▸ **Task goal**:
Identify the lines that contain the word "callFact" and copy each one.

--- START Data provided ---

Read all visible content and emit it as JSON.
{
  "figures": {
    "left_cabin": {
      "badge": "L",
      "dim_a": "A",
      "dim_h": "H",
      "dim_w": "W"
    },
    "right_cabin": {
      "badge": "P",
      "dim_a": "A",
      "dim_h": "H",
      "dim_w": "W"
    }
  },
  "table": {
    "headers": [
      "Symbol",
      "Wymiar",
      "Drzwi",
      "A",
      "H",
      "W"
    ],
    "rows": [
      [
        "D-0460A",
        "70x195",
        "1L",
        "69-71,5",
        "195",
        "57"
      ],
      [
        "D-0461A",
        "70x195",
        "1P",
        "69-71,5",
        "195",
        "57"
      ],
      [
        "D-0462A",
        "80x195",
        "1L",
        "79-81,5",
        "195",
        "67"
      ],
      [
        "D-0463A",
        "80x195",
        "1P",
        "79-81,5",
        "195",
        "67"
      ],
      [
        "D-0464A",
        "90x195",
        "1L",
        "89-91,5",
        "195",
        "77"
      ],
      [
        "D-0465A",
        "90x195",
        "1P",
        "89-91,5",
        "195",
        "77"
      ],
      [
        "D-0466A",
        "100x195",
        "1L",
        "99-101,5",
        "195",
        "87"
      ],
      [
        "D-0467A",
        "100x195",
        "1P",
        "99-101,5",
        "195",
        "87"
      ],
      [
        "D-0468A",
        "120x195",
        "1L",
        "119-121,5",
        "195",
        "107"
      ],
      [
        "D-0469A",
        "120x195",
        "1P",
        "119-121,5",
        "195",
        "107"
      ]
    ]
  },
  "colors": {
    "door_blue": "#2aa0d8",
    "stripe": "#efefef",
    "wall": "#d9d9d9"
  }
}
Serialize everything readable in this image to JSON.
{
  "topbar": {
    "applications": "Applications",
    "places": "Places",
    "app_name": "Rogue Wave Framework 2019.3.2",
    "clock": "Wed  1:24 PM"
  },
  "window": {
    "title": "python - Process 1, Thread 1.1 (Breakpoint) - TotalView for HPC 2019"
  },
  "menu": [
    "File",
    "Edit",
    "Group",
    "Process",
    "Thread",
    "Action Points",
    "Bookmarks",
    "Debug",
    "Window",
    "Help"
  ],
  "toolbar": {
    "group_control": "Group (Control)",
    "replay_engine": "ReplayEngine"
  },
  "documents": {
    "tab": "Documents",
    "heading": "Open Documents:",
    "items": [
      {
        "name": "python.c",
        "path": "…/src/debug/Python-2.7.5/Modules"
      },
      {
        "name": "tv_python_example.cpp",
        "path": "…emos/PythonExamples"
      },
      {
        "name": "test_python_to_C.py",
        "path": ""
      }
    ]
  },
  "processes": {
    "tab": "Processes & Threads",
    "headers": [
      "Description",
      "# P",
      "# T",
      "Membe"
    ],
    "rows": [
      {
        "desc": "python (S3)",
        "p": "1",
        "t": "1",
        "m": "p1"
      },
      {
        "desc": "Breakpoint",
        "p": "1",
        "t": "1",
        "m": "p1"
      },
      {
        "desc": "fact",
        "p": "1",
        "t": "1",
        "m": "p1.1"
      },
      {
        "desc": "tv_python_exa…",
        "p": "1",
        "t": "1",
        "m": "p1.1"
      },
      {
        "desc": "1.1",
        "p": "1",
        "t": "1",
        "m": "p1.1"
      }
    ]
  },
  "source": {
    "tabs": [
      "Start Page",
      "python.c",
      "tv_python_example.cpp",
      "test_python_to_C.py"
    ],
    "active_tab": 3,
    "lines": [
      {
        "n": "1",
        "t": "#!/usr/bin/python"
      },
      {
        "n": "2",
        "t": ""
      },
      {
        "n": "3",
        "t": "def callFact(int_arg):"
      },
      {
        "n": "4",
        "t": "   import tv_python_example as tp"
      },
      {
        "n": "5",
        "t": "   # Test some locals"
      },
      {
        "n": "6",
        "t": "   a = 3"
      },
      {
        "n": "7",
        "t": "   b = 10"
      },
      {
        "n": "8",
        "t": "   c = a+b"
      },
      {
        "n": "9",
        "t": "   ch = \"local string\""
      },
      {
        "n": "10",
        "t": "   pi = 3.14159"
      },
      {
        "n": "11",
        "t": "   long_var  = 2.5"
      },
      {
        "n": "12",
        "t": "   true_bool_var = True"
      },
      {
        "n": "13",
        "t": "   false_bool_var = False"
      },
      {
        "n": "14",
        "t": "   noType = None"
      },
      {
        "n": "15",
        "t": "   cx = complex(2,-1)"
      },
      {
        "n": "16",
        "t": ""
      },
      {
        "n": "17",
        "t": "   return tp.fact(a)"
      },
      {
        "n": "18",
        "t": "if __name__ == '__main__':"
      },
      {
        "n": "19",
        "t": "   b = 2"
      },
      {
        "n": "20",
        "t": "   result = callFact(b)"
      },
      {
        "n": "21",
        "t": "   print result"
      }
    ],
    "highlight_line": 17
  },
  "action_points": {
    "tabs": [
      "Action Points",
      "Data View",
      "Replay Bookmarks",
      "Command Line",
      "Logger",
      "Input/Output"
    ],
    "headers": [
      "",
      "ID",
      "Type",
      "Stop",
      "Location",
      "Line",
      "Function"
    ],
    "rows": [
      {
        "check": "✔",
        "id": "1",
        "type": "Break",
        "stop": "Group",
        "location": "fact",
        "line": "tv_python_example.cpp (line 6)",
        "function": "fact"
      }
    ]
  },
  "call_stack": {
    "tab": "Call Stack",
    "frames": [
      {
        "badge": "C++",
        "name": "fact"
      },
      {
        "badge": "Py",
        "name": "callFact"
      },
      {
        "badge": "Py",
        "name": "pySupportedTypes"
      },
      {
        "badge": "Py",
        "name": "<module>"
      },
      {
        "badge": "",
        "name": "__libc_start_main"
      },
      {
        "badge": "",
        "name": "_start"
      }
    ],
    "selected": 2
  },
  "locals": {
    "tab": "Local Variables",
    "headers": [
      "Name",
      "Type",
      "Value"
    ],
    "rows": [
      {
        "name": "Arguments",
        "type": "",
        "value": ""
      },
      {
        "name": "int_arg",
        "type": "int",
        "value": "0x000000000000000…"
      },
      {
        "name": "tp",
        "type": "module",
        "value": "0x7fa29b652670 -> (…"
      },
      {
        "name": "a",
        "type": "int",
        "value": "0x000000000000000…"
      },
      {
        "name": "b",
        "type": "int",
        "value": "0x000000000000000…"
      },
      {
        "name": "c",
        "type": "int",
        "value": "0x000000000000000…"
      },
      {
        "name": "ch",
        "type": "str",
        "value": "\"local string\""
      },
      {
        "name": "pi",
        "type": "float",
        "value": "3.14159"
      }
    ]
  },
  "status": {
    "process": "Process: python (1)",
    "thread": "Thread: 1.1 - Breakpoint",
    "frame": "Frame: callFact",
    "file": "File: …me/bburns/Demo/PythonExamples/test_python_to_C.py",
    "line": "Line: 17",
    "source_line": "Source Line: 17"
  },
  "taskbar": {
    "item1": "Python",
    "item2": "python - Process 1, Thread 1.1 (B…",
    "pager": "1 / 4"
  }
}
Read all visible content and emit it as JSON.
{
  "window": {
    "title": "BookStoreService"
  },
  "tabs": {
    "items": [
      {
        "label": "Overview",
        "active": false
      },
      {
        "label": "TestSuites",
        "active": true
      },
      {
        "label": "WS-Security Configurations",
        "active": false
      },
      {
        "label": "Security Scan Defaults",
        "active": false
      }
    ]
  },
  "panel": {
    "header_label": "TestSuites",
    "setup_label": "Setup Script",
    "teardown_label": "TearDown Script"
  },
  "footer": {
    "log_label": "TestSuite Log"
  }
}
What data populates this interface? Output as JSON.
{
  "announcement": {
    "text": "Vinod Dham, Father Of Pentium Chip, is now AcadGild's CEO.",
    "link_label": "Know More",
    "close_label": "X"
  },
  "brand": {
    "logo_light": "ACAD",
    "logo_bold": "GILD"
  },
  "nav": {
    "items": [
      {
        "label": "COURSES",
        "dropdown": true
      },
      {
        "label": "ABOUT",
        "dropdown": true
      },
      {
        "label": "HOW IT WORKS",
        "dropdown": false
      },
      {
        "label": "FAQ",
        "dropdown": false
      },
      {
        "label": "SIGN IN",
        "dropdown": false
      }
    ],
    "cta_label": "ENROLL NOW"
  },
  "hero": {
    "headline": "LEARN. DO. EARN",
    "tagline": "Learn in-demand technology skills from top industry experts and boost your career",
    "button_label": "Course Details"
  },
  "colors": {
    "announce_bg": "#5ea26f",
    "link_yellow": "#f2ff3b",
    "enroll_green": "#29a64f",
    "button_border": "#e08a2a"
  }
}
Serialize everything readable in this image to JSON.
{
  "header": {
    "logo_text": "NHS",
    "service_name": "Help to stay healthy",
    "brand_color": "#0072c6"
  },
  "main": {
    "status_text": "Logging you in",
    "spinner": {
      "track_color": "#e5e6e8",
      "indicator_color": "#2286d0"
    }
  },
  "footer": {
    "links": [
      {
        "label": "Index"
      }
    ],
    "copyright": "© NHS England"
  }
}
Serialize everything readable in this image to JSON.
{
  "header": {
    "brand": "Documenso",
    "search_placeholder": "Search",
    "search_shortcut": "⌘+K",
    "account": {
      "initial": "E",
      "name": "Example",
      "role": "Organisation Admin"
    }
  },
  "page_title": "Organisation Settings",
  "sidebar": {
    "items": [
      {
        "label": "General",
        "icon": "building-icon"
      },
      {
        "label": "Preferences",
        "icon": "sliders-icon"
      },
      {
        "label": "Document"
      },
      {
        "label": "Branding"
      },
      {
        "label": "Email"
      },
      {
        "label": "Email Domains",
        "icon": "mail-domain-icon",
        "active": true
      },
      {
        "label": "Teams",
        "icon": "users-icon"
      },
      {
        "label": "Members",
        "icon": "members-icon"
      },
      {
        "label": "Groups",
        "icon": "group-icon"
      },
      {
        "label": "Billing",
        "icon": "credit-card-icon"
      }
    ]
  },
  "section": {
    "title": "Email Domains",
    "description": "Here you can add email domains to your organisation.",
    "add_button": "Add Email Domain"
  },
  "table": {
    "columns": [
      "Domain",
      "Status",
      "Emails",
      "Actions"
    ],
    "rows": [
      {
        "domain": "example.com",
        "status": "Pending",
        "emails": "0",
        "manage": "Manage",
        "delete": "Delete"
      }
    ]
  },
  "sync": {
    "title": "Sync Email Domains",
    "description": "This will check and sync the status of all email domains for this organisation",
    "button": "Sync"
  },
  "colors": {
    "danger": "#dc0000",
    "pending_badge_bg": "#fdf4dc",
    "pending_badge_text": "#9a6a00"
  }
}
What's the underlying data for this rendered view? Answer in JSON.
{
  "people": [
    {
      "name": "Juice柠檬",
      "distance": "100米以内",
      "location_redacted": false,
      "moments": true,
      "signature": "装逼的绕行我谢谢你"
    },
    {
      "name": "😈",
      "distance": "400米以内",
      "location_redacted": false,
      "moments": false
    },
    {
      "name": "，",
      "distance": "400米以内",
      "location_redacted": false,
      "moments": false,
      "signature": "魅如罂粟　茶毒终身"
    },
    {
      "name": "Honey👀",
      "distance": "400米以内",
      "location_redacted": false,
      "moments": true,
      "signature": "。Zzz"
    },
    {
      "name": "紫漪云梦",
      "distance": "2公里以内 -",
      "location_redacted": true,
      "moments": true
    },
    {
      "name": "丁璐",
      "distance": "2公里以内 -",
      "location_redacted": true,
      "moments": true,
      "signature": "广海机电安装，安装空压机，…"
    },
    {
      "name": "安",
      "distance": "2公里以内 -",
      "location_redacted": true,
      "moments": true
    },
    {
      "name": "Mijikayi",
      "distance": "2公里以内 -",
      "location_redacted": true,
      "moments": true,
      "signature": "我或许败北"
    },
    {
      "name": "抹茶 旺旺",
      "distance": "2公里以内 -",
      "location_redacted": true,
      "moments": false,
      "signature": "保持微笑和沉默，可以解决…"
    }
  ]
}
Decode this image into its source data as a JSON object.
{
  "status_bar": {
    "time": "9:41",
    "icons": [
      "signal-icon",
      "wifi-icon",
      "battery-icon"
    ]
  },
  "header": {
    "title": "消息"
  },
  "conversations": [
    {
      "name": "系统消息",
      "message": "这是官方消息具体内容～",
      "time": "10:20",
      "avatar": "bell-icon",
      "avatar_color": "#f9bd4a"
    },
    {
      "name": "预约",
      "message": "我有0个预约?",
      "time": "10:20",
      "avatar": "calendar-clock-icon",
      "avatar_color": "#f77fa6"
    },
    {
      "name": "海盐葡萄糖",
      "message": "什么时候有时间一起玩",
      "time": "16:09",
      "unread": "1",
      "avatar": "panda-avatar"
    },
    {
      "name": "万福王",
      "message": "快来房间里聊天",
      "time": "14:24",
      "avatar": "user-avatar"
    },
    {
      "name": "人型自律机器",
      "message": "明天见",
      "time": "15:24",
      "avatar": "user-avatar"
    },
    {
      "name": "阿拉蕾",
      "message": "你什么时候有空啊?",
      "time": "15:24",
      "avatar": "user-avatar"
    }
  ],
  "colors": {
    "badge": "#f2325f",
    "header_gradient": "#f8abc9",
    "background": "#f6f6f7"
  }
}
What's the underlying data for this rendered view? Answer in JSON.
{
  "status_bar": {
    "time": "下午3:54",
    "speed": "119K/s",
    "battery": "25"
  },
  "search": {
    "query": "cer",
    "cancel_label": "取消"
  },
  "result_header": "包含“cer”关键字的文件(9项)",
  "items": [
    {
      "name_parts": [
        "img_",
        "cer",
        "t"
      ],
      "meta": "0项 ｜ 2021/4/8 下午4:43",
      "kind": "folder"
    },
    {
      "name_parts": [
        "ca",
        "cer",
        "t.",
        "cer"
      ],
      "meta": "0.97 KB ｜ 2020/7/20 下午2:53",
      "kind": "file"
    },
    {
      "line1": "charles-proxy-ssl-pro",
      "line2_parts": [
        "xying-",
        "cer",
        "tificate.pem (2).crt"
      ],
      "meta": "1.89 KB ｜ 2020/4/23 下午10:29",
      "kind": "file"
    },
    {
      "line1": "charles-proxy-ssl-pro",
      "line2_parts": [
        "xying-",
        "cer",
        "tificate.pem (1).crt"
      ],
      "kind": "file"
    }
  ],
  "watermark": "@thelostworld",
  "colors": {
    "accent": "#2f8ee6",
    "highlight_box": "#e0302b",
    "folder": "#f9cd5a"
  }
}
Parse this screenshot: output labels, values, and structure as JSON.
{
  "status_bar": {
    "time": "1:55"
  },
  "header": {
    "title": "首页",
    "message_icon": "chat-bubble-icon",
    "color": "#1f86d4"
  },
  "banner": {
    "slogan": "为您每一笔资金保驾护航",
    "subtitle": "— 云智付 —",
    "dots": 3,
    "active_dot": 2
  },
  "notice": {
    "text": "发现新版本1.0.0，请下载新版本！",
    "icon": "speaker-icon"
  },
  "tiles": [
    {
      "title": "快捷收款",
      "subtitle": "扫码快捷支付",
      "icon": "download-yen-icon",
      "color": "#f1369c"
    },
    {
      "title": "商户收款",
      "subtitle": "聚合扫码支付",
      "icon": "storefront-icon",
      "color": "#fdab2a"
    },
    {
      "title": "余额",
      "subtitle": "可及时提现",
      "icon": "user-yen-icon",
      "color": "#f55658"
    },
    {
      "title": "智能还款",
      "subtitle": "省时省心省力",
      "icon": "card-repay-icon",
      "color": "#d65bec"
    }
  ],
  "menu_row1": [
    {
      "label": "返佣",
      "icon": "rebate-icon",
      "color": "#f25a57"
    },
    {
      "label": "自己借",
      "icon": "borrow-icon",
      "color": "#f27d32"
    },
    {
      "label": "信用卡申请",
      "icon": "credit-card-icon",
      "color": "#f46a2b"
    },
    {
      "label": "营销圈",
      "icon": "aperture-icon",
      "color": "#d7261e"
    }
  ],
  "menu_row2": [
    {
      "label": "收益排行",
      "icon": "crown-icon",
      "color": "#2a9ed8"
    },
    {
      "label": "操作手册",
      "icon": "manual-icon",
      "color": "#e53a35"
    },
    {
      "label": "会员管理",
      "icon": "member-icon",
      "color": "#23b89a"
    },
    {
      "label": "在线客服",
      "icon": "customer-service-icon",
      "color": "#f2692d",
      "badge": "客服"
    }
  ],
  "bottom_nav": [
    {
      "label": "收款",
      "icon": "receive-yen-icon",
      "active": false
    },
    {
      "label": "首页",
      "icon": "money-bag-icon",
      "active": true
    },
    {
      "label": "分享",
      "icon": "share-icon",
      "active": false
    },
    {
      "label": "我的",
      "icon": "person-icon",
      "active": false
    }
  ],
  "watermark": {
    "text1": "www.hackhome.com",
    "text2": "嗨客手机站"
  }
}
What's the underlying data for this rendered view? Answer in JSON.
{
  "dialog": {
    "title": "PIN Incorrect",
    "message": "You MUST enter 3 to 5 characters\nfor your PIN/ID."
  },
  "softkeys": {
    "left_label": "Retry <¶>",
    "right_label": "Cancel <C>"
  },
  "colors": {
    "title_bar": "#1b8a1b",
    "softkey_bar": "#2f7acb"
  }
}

--- END Data provided ---

▸ **Response to the task**:
        "t": "def callFact(int_arg):"
        "t": "   result = callFact(b)"
        "name": "callFact"
    "frame": "Frame: callFact",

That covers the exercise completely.